'''

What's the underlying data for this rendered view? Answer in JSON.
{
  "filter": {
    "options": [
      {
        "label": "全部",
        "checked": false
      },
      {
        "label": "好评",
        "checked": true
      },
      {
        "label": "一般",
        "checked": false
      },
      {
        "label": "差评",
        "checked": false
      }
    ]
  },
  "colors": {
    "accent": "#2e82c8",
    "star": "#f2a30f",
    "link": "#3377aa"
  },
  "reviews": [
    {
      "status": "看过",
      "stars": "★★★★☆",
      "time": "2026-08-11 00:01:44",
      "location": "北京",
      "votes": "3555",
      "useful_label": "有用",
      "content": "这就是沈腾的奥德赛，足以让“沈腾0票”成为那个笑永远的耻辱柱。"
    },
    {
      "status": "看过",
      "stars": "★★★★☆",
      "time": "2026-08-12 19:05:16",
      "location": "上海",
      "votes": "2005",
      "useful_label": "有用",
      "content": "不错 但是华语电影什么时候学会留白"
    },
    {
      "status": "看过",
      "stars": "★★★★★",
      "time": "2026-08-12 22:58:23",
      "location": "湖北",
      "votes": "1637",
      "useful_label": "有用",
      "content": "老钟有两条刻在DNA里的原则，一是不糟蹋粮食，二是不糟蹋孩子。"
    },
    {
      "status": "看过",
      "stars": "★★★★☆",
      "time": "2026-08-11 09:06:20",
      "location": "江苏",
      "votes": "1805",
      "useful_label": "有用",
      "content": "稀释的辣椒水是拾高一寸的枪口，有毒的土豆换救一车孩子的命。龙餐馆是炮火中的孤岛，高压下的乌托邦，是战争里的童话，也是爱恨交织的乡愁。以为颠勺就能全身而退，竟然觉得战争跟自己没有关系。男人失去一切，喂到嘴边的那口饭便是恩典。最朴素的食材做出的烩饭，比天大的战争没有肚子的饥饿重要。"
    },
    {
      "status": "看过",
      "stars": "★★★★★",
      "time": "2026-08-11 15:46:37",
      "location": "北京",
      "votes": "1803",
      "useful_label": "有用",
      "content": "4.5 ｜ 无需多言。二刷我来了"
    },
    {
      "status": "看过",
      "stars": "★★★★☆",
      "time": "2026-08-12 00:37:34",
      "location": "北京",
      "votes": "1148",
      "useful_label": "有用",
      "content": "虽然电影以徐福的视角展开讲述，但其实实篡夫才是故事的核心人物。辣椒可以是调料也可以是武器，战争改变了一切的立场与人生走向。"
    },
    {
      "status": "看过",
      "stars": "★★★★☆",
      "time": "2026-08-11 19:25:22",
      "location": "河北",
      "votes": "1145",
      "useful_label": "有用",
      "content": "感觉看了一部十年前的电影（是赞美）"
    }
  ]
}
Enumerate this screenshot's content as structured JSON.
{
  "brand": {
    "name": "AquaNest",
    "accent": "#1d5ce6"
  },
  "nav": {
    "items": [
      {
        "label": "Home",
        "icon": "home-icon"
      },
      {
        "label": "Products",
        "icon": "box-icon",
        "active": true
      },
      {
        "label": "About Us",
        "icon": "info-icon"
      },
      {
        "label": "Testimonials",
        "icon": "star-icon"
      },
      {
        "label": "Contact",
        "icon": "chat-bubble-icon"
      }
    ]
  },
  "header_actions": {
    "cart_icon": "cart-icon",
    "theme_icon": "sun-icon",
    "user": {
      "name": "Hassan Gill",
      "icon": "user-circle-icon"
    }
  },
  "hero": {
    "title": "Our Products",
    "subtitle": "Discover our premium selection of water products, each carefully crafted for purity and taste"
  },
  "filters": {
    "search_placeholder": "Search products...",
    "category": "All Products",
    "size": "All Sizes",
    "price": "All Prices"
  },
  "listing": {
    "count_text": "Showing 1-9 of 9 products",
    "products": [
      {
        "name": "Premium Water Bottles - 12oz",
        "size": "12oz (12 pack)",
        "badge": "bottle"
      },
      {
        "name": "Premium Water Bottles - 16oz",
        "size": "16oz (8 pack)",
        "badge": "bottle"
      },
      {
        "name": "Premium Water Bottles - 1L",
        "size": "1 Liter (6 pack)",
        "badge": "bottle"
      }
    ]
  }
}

'''

*Task goal:*
Using the listing above, gather each line that holds the string "location" and copy it.

*Solution:*
      "location": "北京",
      "location": "上海",
      "location": "湖北",
      "location": "江苏",
      "location": "北京",
      "location": "北京",
      "location": "河北",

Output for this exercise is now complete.